How many lines in the entries below contain the string "bounding", with case counting? Reply with the number only.

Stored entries
------------------------------
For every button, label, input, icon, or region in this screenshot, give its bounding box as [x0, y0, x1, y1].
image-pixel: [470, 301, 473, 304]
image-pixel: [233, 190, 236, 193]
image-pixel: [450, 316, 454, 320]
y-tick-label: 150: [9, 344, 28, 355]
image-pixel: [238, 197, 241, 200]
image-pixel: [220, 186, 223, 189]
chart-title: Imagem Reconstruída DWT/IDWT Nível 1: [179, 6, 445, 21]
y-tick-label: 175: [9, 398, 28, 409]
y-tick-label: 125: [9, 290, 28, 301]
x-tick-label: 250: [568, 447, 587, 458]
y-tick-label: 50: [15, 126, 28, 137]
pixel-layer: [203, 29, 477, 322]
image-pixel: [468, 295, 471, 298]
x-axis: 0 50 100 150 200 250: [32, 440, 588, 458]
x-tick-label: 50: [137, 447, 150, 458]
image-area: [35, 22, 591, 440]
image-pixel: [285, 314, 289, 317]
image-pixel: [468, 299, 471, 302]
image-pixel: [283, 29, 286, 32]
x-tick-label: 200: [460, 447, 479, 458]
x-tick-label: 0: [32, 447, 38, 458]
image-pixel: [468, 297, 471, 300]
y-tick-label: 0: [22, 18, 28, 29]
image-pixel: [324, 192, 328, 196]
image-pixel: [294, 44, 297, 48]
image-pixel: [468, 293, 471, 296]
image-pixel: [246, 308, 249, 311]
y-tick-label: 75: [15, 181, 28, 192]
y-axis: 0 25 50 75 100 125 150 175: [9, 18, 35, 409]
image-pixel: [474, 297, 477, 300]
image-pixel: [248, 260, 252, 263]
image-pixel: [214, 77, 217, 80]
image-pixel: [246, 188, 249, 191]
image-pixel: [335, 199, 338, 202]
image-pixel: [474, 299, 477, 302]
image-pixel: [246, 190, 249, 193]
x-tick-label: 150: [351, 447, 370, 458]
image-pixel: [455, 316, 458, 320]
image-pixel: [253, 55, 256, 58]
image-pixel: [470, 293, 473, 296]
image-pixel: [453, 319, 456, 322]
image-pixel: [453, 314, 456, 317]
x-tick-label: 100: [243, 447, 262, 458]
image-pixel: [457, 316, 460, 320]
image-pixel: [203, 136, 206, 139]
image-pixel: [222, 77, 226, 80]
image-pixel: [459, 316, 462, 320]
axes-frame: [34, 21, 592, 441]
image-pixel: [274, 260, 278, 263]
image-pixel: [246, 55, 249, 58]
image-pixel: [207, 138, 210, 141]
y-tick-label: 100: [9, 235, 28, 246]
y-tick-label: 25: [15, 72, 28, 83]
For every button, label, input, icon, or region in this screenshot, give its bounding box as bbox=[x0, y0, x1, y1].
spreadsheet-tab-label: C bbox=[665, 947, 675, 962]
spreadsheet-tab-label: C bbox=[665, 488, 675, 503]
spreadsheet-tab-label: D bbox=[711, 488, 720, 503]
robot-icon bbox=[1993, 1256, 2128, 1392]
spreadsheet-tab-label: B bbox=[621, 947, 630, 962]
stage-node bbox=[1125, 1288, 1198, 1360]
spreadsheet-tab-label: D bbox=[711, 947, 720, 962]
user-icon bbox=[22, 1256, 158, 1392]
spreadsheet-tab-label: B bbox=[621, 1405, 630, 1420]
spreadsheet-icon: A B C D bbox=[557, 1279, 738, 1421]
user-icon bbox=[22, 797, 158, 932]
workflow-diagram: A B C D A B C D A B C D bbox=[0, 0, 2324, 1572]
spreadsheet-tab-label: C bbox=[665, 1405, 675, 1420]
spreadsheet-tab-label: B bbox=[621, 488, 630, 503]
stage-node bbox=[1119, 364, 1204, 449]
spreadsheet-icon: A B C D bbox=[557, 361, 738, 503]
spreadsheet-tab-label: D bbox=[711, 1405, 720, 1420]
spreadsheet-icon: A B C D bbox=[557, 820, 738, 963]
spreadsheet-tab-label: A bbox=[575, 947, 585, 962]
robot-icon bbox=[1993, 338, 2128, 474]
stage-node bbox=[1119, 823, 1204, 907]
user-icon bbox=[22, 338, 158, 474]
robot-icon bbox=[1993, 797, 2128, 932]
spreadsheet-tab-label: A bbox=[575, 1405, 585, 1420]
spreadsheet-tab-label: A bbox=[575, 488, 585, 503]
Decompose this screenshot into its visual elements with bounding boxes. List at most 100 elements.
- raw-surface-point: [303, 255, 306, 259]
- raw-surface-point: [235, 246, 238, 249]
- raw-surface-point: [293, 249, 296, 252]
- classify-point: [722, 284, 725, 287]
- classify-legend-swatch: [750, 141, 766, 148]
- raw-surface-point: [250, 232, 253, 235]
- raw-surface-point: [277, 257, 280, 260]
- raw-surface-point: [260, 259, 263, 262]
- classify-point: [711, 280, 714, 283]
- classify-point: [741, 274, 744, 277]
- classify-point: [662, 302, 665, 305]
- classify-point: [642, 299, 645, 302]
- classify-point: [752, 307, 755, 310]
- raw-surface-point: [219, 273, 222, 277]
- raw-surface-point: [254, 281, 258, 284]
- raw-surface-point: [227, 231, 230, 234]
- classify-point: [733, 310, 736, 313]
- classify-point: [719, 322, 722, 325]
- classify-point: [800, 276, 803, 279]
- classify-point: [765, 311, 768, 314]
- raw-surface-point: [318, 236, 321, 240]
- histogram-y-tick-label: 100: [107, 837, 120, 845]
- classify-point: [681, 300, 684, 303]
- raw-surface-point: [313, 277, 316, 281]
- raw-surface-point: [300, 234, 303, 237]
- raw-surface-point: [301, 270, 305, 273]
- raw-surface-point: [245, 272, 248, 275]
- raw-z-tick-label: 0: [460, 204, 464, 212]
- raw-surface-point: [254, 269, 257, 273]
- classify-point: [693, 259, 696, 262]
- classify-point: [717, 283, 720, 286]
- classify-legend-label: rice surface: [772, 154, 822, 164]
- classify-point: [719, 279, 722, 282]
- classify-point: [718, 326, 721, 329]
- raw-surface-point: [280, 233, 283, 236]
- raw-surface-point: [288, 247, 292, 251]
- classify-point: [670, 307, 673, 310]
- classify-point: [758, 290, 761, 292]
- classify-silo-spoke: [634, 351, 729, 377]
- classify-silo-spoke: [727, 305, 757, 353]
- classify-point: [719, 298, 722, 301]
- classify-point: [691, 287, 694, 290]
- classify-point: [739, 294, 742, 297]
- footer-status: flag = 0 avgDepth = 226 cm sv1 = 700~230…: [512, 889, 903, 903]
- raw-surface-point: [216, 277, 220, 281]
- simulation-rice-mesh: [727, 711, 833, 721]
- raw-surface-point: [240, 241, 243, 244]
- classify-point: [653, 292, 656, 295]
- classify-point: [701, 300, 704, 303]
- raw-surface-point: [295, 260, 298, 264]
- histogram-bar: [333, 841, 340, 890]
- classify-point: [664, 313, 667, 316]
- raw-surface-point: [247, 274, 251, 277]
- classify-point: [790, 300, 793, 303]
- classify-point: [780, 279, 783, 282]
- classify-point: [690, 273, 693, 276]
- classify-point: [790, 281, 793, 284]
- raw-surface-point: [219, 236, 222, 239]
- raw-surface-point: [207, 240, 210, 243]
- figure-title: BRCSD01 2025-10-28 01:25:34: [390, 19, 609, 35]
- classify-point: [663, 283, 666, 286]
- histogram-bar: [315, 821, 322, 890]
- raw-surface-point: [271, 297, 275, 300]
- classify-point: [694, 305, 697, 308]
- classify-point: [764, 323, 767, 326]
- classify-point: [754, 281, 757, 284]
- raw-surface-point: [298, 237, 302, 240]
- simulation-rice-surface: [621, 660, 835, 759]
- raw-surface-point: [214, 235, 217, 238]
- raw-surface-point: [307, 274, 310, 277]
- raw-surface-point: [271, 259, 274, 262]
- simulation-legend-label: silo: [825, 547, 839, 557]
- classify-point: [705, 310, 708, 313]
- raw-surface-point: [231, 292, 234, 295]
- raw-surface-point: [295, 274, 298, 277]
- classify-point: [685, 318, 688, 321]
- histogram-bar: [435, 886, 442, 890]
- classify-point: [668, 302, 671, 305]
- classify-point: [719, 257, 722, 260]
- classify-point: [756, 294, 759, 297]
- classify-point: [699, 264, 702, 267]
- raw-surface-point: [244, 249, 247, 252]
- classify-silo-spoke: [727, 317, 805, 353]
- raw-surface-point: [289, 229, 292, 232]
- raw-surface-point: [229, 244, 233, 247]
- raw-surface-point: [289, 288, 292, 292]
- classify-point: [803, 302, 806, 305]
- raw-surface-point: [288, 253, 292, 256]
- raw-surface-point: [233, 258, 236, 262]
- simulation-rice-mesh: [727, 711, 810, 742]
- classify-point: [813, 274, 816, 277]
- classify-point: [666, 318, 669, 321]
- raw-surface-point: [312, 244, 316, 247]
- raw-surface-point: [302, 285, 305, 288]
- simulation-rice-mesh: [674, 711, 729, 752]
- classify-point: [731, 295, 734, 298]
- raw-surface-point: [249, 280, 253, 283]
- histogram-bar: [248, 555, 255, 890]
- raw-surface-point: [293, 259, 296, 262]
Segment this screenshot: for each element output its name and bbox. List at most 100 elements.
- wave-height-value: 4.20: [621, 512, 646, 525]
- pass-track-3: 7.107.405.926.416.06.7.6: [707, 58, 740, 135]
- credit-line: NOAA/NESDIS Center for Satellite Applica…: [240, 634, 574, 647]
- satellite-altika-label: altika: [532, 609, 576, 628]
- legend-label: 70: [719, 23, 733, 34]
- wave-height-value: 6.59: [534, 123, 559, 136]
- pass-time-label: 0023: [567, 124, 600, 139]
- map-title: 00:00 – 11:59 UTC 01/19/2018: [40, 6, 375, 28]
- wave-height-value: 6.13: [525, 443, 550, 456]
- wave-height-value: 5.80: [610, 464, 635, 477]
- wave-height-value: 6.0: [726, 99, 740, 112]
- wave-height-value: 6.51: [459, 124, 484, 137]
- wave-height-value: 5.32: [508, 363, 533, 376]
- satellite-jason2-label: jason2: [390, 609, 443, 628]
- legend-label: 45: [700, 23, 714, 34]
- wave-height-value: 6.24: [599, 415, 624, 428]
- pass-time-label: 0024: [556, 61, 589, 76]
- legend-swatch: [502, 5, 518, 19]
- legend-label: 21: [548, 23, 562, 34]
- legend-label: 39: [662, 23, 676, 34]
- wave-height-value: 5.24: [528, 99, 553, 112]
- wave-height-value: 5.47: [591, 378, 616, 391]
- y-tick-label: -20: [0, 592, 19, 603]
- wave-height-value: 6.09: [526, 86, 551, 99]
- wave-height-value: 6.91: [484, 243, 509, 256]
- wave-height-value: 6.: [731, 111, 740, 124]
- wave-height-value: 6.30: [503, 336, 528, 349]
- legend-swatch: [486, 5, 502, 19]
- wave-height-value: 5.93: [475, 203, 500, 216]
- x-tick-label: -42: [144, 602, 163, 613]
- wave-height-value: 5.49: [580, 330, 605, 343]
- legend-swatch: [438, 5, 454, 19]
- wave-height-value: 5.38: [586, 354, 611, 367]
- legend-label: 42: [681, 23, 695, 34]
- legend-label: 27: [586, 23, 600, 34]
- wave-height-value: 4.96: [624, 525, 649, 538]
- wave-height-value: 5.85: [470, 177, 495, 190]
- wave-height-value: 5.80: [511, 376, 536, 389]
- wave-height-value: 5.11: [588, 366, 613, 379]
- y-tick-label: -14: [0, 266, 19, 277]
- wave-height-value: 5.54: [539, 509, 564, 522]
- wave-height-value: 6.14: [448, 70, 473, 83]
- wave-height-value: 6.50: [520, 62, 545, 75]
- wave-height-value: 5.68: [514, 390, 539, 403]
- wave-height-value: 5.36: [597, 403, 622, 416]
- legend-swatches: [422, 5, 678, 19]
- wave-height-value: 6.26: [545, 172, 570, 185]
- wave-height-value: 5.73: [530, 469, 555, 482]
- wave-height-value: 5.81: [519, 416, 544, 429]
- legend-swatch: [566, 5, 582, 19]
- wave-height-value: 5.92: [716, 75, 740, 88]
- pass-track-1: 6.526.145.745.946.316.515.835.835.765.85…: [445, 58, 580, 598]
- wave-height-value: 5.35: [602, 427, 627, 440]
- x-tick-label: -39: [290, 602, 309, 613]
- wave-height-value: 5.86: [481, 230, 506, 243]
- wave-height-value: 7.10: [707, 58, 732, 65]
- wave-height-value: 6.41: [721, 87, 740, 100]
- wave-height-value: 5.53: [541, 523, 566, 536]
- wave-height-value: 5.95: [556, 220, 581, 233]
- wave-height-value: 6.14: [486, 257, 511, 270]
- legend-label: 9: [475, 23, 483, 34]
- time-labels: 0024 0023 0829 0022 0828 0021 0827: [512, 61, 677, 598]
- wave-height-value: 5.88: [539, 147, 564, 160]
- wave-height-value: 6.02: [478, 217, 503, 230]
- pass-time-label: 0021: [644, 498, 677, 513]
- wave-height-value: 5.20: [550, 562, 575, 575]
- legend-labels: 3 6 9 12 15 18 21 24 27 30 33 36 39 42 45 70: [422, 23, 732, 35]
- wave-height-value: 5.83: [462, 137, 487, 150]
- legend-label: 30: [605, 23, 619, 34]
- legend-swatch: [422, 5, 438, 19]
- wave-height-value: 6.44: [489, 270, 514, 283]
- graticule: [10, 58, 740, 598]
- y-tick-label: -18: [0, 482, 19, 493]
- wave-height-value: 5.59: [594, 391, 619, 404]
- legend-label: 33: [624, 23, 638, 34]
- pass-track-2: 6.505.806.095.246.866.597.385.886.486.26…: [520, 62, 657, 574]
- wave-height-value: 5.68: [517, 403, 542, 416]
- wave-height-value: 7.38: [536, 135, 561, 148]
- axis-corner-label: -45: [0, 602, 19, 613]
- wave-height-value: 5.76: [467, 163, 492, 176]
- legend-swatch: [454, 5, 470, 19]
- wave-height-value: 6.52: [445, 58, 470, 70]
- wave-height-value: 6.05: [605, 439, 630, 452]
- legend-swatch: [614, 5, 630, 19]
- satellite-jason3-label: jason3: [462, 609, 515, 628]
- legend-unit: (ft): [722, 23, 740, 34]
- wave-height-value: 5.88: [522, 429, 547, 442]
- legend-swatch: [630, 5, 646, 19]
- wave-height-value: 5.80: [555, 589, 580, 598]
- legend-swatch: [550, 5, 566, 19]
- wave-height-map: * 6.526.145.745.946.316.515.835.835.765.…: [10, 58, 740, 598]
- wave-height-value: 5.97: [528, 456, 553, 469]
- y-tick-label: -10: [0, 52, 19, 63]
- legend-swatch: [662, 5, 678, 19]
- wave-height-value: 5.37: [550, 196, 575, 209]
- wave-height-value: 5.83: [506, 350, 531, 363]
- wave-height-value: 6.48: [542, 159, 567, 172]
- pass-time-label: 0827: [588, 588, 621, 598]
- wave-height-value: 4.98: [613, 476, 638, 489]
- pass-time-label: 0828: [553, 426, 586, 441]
------------------------------
| RIGHT ANSWER |
3